▶ _Written instruction_: Reproduce the listing below without changes, except that pictures are left out.
*** Extracted records
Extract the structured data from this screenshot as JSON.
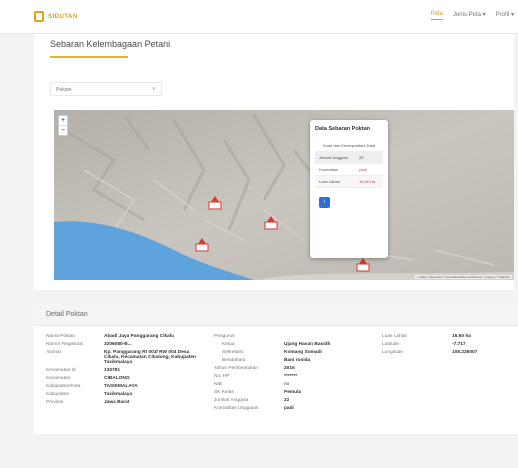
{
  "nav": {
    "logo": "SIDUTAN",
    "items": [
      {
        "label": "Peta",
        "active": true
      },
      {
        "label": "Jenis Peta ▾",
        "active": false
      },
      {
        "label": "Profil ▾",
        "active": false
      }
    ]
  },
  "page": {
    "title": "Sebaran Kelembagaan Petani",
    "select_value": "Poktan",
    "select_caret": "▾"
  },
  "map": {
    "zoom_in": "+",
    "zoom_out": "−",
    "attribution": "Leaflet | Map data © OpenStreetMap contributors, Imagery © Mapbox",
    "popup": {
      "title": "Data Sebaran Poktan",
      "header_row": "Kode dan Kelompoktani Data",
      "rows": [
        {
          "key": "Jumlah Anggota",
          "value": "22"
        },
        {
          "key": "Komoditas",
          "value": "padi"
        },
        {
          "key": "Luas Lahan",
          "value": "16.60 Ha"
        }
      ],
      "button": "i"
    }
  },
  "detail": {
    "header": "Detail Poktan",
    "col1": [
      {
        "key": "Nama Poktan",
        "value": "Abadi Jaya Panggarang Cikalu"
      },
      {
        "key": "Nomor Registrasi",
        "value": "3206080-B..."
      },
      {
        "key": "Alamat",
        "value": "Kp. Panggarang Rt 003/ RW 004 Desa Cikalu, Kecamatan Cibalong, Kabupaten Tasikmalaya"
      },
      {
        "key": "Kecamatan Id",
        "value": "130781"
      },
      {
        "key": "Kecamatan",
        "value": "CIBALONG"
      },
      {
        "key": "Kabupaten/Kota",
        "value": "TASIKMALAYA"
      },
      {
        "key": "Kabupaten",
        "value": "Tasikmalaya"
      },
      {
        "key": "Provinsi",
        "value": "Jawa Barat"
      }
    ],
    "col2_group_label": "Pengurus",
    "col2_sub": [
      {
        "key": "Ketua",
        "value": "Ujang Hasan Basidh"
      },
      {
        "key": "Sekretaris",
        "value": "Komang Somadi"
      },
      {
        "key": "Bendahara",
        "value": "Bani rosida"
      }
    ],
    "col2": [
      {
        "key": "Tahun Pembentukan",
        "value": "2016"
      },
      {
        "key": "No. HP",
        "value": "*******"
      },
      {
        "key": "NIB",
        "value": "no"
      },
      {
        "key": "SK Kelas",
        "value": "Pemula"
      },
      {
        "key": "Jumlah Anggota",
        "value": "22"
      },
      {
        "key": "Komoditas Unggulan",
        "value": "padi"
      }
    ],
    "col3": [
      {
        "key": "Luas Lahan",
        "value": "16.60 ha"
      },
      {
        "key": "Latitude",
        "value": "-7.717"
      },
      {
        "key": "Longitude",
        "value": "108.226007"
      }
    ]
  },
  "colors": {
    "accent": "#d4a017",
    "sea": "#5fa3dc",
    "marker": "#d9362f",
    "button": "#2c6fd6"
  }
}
******
▶ _Response to this exercise_:
Extract the structured data from this screenshot as JSON.
{
  "nav": {
    "logo": "SIDUTAN",
    "items": [
      {
        "label": "Peta",
        "active": true
      },
      {
        "label": "Jenis Peta ▾",
        "active": false
      },
      {
        "label": "Profil ▾",
        "active": false
      }
    ]
  },
  "page": {
    "title": "Sebaran Kelembagaan Petani",
    "select_value": "Poktan",
    "select_caret": "▾"
  },
  "map": {
    "zoom_in": "+",
    "zoom_out": "−",
    "attribution": "Leaflet | Map data © OpenStreetMap contributors, Imagery © Mapbox",
    "popup": {
      "title": "Data Sebaran Poktan",
      "header_row": "Kode dan Kelompoktani Data",
      "rows": [
        {
          "key": "Jumlah Anggota",
          "value": "22"
        },
        {
          "key": "Komoditas",
          "value": "padi"
        },
        {
          "key": "Luas Lahan",
          "value": "16.60 Ha"
        }
      ],
      "button": "i"
    }
  },
  "detail": {
    "header": "Detail Poktan",
    "col1": [
      {
        "key": "Nama Poktan",
        "value": "Abadi Jaya Panggarang Cikalu"
      },
      {
        "key": "Nomor Registrasi",
        "value": "3206080-B..."
      },
      {
        "key": "Alamat",
        "value": "Kp. Panggarang Rt 003/ RW 004 Desa Cikalu, Kecamatan Cibalong, Kabupaten Tasikmalaya"
      },
      {
        "key": "Kecamatan Id",
        "value": "130781"
      },
      {
        "key": "Kecamatan",
        "value": "CIBALONG"
      },
      {
        "key": "Kabupaten/Kota",
        "value": "TASIKMALAYA"
      },
      {
        "key": "Kabupaten",
        "value": "Tasikmalaya"
      },
      {
        "key": "Provinsi",
        "value": "Jawa Barat"
      }
    ],
    "col2_group_label": "Pengurus",
    "col2_sub": [
      {
        "key": "Ketua",
        "value": "Ujang Hasan Basidh"
      },
      {
        "key": "Sekretaris",
        "value": "Komang Somadi"
      },
      {
        "key": "Bendahara",
        "value": "Bani rosida"
      }
    ],
    "col2": [
      {
        "key": "Tahun Pembentukan",
        "value": "2016"
      },
      {
        "key": "No. HP",
        "value": "*******"
      },
      {
        "key": "NIB",
        "value": "no"
      },
      {
        "key": "SK Kelas",
        "value": "Pemula"
      },
      {
        "key": "Jumlah Anggota",
        "value": "22"
      },
      {
        "key": "Komoditas Unggulan",
        "value": "padi"
      }
    ],
    "col3": [
      {
        "key": "Luas Lahan",
        "value": "16.60 ha"
      },
      {
        "key": "Latitude",
        "value": "-7.717"
      },
      {
        "key": "Longitude",
        "value": "108.226007"
      }
    ]
  },
  "colors": {
    "accent": "#d4a017",
    "sea": "#5fa3dc",
    "marker": "#d9362f",
    "button": "#2c6fd6"
  }
}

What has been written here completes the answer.